# Task directions
Only lines with the word "color" are needed; collect each of them from the listing below.
□ □ □ □ □ □ □
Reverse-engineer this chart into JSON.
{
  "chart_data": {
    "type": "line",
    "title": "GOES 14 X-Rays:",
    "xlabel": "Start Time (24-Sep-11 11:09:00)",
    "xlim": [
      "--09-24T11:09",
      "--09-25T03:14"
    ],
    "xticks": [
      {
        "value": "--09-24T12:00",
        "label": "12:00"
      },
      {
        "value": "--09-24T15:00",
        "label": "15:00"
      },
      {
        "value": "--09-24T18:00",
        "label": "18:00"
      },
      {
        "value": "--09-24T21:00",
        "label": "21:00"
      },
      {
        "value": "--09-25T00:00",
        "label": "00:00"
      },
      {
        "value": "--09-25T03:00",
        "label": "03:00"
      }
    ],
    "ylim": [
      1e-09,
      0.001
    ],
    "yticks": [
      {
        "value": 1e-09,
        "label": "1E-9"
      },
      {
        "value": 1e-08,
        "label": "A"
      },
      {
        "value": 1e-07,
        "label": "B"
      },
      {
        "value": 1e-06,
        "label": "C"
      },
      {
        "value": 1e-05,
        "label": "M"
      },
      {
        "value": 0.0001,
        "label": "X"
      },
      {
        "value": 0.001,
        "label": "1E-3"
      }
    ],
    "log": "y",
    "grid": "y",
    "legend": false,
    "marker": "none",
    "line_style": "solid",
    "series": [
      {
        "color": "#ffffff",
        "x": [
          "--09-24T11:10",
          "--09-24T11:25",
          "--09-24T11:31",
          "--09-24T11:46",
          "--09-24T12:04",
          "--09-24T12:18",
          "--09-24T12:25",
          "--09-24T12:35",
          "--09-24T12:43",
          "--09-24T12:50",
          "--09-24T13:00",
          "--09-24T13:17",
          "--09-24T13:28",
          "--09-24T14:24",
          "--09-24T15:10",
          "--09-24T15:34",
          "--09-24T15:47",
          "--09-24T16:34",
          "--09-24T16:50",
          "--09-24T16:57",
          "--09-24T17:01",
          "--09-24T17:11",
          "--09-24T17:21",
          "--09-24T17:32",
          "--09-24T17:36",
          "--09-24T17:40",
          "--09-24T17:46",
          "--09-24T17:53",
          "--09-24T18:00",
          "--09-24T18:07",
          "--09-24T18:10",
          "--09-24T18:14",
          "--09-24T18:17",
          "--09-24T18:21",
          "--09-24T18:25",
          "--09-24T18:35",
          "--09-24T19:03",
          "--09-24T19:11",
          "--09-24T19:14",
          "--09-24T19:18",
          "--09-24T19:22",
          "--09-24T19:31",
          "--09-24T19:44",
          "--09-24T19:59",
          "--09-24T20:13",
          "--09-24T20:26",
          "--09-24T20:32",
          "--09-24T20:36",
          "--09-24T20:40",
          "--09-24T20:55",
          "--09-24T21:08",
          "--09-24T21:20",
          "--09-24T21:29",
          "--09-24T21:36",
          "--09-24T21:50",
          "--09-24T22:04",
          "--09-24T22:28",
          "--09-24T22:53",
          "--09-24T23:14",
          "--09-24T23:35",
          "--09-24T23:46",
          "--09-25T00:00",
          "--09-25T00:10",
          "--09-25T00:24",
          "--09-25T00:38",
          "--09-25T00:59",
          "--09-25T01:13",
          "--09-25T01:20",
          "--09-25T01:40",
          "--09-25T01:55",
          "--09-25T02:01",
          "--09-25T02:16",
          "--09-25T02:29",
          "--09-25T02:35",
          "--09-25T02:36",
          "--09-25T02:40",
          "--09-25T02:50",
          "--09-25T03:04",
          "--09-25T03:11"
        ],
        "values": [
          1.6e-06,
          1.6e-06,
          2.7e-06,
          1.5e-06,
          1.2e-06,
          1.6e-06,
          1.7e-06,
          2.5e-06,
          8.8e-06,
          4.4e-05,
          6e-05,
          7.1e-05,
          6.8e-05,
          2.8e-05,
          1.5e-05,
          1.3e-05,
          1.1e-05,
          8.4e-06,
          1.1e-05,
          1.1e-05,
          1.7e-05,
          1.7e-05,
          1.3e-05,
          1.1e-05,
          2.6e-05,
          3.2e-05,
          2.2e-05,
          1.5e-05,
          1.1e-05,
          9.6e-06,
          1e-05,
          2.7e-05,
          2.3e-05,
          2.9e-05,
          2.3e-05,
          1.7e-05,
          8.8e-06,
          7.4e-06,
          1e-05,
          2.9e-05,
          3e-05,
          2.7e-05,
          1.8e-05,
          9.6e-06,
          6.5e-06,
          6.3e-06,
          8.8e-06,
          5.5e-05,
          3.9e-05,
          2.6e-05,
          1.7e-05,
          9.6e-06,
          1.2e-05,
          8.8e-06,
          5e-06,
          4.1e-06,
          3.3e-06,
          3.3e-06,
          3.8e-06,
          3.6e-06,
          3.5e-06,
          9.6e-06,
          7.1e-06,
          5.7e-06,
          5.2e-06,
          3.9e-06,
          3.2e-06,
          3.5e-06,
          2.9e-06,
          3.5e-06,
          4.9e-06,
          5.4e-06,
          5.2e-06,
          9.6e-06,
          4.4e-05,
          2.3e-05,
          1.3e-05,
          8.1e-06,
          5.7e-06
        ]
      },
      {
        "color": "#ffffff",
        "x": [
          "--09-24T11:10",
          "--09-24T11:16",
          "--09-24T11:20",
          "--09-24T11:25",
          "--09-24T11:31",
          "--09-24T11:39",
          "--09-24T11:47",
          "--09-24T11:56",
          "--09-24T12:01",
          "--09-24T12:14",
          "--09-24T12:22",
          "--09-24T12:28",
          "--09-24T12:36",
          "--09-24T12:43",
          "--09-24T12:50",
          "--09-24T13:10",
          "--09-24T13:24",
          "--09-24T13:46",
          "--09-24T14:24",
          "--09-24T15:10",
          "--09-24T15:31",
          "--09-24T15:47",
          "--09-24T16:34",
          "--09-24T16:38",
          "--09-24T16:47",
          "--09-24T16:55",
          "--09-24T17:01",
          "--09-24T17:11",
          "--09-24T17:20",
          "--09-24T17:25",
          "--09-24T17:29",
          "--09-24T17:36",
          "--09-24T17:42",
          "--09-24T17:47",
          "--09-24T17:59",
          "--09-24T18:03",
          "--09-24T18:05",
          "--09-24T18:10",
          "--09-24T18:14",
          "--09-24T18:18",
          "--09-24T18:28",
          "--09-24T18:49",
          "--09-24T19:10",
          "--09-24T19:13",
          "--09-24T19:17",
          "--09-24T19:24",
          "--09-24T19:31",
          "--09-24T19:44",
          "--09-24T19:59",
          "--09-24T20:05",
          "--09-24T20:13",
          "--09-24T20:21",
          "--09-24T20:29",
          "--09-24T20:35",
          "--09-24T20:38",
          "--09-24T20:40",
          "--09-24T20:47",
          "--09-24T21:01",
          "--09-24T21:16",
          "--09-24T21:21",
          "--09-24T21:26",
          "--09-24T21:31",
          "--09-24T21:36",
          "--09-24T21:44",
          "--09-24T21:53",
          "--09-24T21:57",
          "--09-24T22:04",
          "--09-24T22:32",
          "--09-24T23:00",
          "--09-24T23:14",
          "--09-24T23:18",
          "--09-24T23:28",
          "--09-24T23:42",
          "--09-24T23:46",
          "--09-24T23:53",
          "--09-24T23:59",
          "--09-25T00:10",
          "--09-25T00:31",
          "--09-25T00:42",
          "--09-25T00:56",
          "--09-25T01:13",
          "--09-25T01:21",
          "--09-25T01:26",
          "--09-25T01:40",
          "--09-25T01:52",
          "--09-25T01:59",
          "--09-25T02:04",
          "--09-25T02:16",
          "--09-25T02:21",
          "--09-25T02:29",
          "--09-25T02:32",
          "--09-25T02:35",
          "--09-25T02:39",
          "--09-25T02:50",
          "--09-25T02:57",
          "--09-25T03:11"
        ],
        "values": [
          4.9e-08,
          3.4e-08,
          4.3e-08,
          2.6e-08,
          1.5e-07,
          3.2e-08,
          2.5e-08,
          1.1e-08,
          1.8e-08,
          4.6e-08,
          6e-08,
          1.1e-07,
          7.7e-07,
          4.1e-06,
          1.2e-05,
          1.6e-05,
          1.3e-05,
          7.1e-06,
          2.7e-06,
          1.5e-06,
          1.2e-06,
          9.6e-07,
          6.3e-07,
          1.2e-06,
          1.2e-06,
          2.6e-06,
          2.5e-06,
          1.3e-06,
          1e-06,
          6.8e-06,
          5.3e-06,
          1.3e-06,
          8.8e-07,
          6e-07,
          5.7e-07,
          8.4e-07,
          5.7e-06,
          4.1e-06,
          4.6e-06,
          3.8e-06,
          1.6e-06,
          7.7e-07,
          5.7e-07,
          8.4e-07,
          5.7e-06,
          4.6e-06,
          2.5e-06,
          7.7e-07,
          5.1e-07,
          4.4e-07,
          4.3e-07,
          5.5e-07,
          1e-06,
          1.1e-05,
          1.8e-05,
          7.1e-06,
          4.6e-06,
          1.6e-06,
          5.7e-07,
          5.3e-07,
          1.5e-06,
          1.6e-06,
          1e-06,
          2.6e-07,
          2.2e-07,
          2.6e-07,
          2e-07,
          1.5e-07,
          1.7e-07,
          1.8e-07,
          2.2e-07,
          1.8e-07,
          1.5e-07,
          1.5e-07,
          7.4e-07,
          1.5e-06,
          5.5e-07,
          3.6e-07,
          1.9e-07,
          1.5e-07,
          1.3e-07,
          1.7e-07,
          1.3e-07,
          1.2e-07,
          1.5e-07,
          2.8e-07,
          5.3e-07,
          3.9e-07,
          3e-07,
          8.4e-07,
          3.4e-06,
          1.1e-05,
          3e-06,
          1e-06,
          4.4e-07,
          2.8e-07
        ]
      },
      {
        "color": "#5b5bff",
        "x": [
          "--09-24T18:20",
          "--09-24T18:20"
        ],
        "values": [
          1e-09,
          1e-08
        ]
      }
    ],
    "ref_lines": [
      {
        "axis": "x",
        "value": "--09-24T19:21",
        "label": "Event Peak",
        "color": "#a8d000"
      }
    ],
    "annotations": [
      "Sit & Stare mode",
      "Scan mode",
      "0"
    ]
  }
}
□ □ □ □ □ □ □
# Reply to the exercise
        "color": "#ffffff",
        "color": "#ffffff",
        "color": "#5b5bff",
        "color": "#a8d000"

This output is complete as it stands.